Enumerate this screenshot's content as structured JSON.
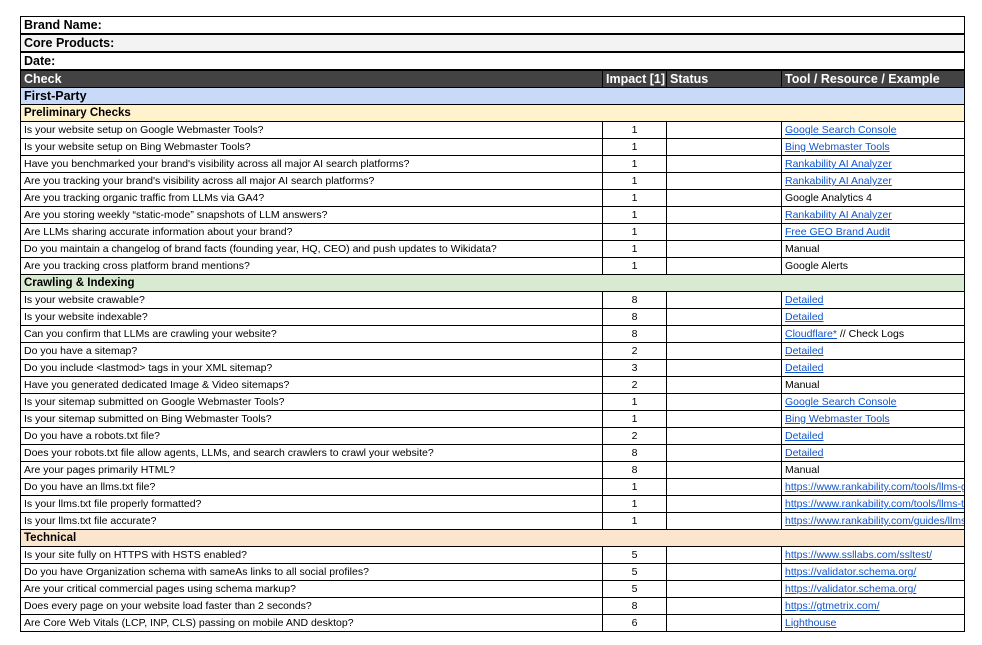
{
  "meta": {
    "brand": "Brand Name:",
    "products": "Core Products:",
    "date": "Date:"
  },
  "header": {
    "check": "Check",
    "impact": "Impact [1]",
    "status": "Status",
    "tool": "Tool / Resource / Example"
  },
  "group": "First-Party",
  "colors": {
    "header": "#434343",
    "group": "#c9daf8",
    "preliminary": "#fff2cc",
    "crawling": "#d9ead3",
    "technical": "#fce5cd"
  },
  "sections": [
    {
      "title": "Preliminary Checks",
      "color": "#fff2cc",
      "rows": [
        {
          "check": "Is your website setup on Google Webmaster Tools?",
          "impact": "1",
          "tool": "Google Search Console",
          "link": true
        },
        {
          "check": "Is your website setup on Bing Webmaster Tools?",
          "impact": "1",
          "tool": "Bing Webmaster Tools",
          "link": true
        },
        {
          "check": "Have you benchmarked your brand's visibility across all major AI search platforms?",
          "impact": "1",
          "tool": "Rankability AI Analyzer",
          "link": true
        },
        {
          "check": "Are you tracking your brand's visibility across all major AI search platforms?",
          "impact": "1",
          "tool": "Rankability AI Analyzer",
          "link": true
        },
        {
          "check": "Are you tracking organic traffic from LLMs via GA4?",
          "impact": "1",
          "tool": "Google Analytics 4",
          "link": false
        },
        {
          "check": "Are you storing weekly “static-mode” snapshots of LLM answers?",
          "impact": "1",
          "tool": "Rankability AI Analyzer",
          "link": true
        },
        {
          "check": "Are LLMs sharing accurate information about your brand?",
          "impact": "1",
          "tool": "Free GEO Brand Audit",
          "link": true
        },
        {
          "check": "Do you maintain a changelog of brand facts (founding year, HQ, CEO) and push updates to Wikidata?",
          "impact": "1",
          "tool": "Manual",
          "link": false
        },
        {
          "check": "Are you tracking cross platform brand mentions?",
          "impact": "1",
          "tool": "Google Alerts",
          "link": false
        }
      ]
    },
    {
      "title": "Crawling & Indexing",
      "color": "#d9ead3",
      "rows": [
        {
          "check": "Is your website crawable?",
          "impact": "8",
          "tool": "Detailed",
          "link": true
        },
        {
          "check": "Is your website indexable?",
          "impact": "8",
          "tool": "Detailed",
          "link": true
        },
        {
          "check": "Can you confirm that LLMs are crawling your website?",
          "impact": "8",
          "tool": "Cloudflare*",
          "link": true,
          "extra": " // Check Logs"
        },
        {
          "check": "Do you have a sitemap?",
          "impact": "2",
          "tool": "Detailed",
          "link": true
        },
        {
          "check": "Do you include <lastmod> tags in your XML sitemap?",
          "impact": "3",
          "tool": "Detailed",
          "link": true
        },
        {
          "check": "Have you generated dedicated Image & Video sitemaps?",
          "impact": "2",
          "tool": "Manual",
          "link": false
        },
        {
          "check": "Is your sitemap submitted on Google Webmaster Tools?",
          "impact": "1",
          "tool": "Google Search Console",
          "link": true
        },
        {
          "check": "Is your sitemap submitted on Bing Webmaster Tools?",
          "impact": "1",
          "tool": "Bing Webmaster Tools",
          "link": true
        },
        {
          "check": "Do you have a robots.txt file?",
          "impact": "2",
          "tool": "Detailed",
          "link": true
        },
        {
          "check": "Does your robots.txt file allow agents, LLMs, and search crawlers to crawl your website?",
          "impact": "8",
          "tool": "Detailed",
          "link": true
        },
        {
          "check": "Are your pages primarily HTML?",
          "impact": "8",
          "tool": "Manual",
          "link": false
        },
        {
          "check": "Do you have an llms.txt file?",
          "impact": "1",
          "tool": "https://www.rankability.com/tools/llms-g",
          "link": true
        },
        {
          "check": "Is your llms.txt file properly formatted?",
          "impact": "1",
          "tool": "https://www.rankability.com/tools/llms-tx",
          "link": true
        },
        {
          "check": "Is your llms.txt file accurate?",
          "impact": "1",
          "tool": "https://www.rankability.com/guides/llms",
          "link": true
        }
      ]
    },
    {
      "title": "Technical",
      "color": "#fce5cd",
      "rows": [
        {
          "check": "Is your site fully on HTTPS with HSTS enabled?",
          "impact": "5",
          "tool": "https://www.ssllabs.com/ssltest/",
          "link": true
        },
        {
          "check": "Do you have Organization schema with sameAs links to all social profiles?",
          "impact": "5",
          "tool": "https://validator.schema.org/",
          "link": true
        },
        {
          "check": "Are your critical commercial pages using schema markup?",
          "impact": "5",
          "tool": "https://validator.schema.org/",
          "link": true
        },
        {
          "check": "Does every page on your website load faster than 2 seconds?",
          "impact": "8",
          "tool": "https://gtmetrix.com/",
          "link": true
        },
        {
          "check": "Are Core Web Vitals (LCP, INP, CLS) passing on mobile AND desktop?",
          "impact": "6",
          "tool": "Lighthouse",
          "link": true
        }
      ]
    }
  ]
}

**Required task**
Lines that hold "Core" are the ones to copy; find all of them.

**Solution below**
    "products": "Core Products:",
          "check": "Are Core Web Vitals (LCP, INP, CLS) passing on mobile AND desktop?",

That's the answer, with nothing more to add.